[Some records]
========
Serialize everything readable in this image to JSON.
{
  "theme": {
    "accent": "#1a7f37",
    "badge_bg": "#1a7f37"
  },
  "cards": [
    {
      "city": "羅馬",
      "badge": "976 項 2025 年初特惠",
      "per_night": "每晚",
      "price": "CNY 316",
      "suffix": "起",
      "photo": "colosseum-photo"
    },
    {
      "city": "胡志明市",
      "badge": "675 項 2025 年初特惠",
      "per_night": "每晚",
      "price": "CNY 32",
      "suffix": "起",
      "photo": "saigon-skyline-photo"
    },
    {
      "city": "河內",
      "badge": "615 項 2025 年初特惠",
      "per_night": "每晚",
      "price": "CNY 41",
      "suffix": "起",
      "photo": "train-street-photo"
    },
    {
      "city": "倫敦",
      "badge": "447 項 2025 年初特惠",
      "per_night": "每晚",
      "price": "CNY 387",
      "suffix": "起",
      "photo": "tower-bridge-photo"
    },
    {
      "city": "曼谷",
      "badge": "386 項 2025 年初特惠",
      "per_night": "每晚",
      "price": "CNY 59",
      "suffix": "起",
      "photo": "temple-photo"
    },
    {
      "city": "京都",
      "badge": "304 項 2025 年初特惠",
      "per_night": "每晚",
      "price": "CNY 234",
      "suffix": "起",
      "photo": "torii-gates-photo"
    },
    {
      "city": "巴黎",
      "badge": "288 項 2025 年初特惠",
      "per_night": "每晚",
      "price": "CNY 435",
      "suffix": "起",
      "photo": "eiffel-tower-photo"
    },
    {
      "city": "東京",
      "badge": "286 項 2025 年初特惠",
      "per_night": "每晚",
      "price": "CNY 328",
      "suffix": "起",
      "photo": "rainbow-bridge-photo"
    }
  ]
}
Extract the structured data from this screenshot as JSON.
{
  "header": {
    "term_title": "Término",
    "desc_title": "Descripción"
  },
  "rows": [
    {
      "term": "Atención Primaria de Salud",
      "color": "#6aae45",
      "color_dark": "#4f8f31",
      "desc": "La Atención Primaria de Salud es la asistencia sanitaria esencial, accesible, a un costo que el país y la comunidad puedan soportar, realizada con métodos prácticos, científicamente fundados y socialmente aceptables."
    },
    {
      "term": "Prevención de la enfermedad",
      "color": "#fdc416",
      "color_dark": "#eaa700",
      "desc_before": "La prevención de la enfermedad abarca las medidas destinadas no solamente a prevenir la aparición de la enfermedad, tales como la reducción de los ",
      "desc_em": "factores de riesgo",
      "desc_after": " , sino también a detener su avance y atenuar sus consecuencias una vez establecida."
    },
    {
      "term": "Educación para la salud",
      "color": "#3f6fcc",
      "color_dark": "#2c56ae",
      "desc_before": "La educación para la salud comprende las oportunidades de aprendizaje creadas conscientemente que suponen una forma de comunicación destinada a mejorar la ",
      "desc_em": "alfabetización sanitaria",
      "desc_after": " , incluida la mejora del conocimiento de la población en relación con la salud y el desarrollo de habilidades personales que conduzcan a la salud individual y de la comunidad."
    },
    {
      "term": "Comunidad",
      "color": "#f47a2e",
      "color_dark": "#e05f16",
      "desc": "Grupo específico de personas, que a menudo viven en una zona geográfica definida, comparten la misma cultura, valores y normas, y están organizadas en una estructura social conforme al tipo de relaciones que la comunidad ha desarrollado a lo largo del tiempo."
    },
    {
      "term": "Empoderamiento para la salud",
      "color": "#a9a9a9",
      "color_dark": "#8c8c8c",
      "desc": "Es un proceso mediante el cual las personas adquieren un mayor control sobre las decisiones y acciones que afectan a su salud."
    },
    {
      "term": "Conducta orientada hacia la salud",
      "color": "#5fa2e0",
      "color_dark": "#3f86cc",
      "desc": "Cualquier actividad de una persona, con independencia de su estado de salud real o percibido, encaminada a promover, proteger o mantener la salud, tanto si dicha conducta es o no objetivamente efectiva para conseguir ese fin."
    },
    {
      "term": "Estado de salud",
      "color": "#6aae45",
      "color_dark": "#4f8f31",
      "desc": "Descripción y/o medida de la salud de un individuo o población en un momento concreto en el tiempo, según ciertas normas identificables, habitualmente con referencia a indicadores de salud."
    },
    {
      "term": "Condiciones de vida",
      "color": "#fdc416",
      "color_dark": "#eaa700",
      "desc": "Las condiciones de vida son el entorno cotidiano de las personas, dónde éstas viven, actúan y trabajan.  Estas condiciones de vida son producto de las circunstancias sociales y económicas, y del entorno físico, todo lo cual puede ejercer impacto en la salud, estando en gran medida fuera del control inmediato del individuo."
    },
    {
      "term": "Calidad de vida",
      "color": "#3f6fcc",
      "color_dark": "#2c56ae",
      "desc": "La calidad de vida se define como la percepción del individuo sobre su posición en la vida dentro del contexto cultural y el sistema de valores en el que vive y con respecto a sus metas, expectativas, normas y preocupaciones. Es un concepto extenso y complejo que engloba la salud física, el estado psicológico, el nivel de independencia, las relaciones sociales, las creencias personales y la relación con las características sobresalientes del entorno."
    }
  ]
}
========
» **Task directions**: Return every line above that contains the word "personales".

» **Response**:
      "desc_after": " , incluida la mejora del conocimiento de la población en relación con la salud y el desarrollo de habilidades personales que conduzcan a la salud individual y de la comunidad."
      "desc": "La calidad de vida se define como la percepción del individuo sobre su posición en la vida dentro del contexto cultural y el sistema de valores en el que vive y con respecto a sus metas, expectativas, normas y preocupaciones. Es un concepto extenso y complejo que engloba la salud física, el estado psicológico, el nivel de independencia, las relaciones sociales, las creencias personales y la relación con las características sobresalientes del entorno."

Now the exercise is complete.